Write out every line of the material exactly as it appears.

--------------------------------------------------

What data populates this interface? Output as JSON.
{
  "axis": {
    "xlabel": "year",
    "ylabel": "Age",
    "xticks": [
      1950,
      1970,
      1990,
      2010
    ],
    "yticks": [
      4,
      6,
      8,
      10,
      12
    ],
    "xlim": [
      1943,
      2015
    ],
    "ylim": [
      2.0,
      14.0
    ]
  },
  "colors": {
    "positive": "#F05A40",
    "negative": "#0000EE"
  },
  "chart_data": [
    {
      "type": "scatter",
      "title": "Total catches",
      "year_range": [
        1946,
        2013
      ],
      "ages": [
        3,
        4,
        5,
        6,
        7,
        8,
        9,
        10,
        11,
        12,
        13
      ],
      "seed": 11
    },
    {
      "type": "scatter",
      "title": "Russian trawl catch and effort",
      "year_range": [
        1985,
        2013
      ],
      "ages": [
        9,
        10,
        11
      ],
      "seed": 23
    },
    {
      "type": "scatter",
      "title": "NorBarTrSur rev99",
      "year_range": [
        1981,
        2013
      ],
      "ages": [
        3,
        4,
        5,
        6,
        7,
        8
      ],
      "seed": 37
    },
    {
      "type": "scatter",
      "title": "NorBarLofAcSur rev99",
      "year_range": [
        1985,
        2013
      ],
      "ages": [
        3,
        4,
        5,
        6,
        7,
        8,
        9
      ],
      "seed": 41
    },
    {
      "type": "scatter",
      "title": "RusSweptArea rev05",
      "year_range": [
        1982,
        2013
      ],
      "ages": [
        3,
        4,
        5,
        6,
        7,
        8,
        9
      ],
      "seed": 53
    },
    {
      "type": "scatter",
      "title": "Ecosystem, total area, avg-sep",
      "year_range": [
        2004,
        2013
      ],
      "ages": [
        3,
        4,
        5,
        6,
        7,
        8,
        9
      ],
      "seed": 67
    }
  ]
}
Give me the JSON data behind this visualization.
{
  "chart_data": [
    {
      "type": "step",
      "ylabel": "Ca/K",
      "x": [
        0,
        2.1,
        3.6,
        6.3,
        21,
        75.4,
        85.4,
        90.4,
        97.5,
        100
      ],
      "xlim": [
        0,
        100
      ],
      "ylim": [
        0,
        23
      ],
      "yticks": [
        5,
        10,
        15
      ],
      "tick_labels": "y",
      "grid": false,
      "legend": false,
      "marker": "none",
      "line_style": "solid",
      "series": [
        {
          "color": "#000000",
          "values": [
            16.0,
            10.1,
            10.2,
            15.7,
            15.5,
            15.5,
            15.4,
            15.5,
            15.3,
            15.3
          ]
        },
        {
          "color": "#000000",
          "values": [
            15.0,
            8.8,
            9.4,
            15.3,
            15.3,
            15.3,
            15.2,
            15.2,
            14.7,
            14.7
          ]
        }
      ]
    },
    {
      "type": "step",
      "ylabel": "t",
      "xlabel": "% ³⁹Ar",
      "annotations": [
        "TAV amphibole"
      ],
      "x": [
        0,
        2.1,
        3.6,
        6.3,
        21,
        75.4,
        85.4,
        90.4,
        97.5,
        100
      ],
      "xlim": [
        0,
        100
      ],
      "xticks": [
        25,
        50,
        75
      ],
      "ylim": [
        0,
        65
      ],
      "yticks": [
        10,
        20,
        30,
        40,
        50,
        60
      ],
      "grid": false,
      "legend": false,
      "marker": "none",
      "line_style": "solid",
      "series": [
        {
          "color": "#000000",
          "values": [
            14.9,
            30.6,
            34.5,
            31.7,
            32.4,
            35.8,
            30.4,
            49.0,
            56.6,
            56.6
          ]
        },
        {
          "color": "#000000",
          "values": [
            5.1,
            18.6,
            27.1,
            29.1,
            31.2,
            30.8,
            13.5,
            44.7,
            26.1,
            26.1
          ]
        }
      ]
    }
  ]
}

--------------------------------------------------

*Response*.
What data populates this interface? Output as JSON.
{
  "axis": {
    "xlabel": "year",
    "ylabel": "Age",
    "xticks": [
      1950,
      1970,
      1990,
      2010
    ],
    "yticks": [
      4,
      6,
      8,
      10,
      12
    ],
    "xlim": [
      1943,
      2015
    ],
    "ylim": [
      2.0,
      14.0
    ]
  },
  "colors": {
    "positive": "#F05A40",
    "negative": "#0000EE"
  },
  "chart_data": [
    {
      "type": "scatter",
      "title": "Total catches",
      "year_range": [
        1946,
        2013
      ],
      "ages": [
        3,
        4,
        5,
        6,
        7,
        8,
        9,
        10,
        11,
        12,
        13
      ],
      "seed": 11
    },
    {
      "type": "scatter",
      "title": "Russian trawl catch and effort",
      "year_range": [
        1985,
        2013
      ],
      "ages": [
        9,
        10,
        11
      ],
      "seed": 23
    },
    {
      "type": "scatter",
      "title": "NorBarTrSur rev99",
      "year_range": [
        1981,
        2013
      ],
      "ages": [
        3,
        4,
        5,
        6,
        7,
        8
      ],
      "seed": 37
    },
    {
      "type": "scatter",
      "title": "NorBarLofAcSur rev99",
      "year_range": [
        1985,
        2013
      ],
      "ages": [
        3,
        4,
        5,
        6,
        7,
        8,
        9
      ],
      "seed": 41
    },
    {
      "type": "scatter",
      "title": "RusSweptArea rev05",
      "year_range": [
        1982,
        2013
      ],
      "ages": [
        3,
        4,
        5,
        6,
        7,
        8,
        9
      ],
      "seed": 53
    },
    {
      "type": "scatter",
      "title": "Ecosystem, total area, avg-sep",
      "year_range": [
        2004,
        2013
      ],
      "ages": [
        3,
        4,
        5,
        6,
        7,
        8,
        9
      ],
      "seed": 67
    }
  ]
}
Give me the JSON data behind this visualization.
{
  "chart_data": [
    {
      "type": "step",
      "ylabel": "Ca/K",
      "x": [
        0,
        2.1,
        3.6,
        6.3,
        21,
        75.4,
        85.4,
        90.4,
        97.5,
        100
      ],
      "xlim": [
        0,
        100
      ],
      "ylim": [
        0,
        23
      ],
      "yticks": [
        5,
        10,
        15
      ],
      "tick_labels": "y",
      "grid": false,
      "legend": false,
      "marker": "none",
      "line_style": "solid",
      "series": [
        {
          "color": "#000000",
          "values": [
            16.0,
            10.1,
            10.2,
            15.7,
            15.5,
            15.5,
            15.4,
            15.5,
            15.3,
            15.3
          ]
        },
        {
          "color": "#000000",
          "values": [
            15.0,
            8.8,
            9.4,
            15.3,
            15.3,
            15.3,
            15.2,
            15.2,
            14.7,
            14.7
          ]
        }
      ]
    },
    {
      "type": "step",
      "ylabel": "t",
      "xlabel": "% ³⁹Ar",
      "annotations": [
        "TAV amphibole"
      ],
      "x": [
        0,
        2.1,
        3.6,
        6.3,
        21,
        75.4,
        85.4,
        90.4,
        97.5,
        100
      ],
      "xlim": [
        0,
        100
      ],
      "xticks": [
        25,
        50,
        75
      ],
      "ylim": [
        0,
        65
      ],
      "yticks": [
        10,
        20,
        30,
        40,
        50,
        60
      ],
      "grid": false,
      "legend": false,
      "marker": "none",
      "line_style": "solid",
      "series": [
        {
          "color": "#000000",
          "values": [
            14.9,
            30.6,
            34.5,
            31.7,
            32.4,
            35.8,
            30.4,
            49.0,
            56.6,
            56.6
          ]
        },
        {
          "color": "#000000",
          "values": [
            5.1,
            18.6,
            27.1,
            29.1,
            31.2,
            30.8,
            13.5,
            44.7,
            26.1,
            26.1
          ]
        }
      ]
    }
  ]
}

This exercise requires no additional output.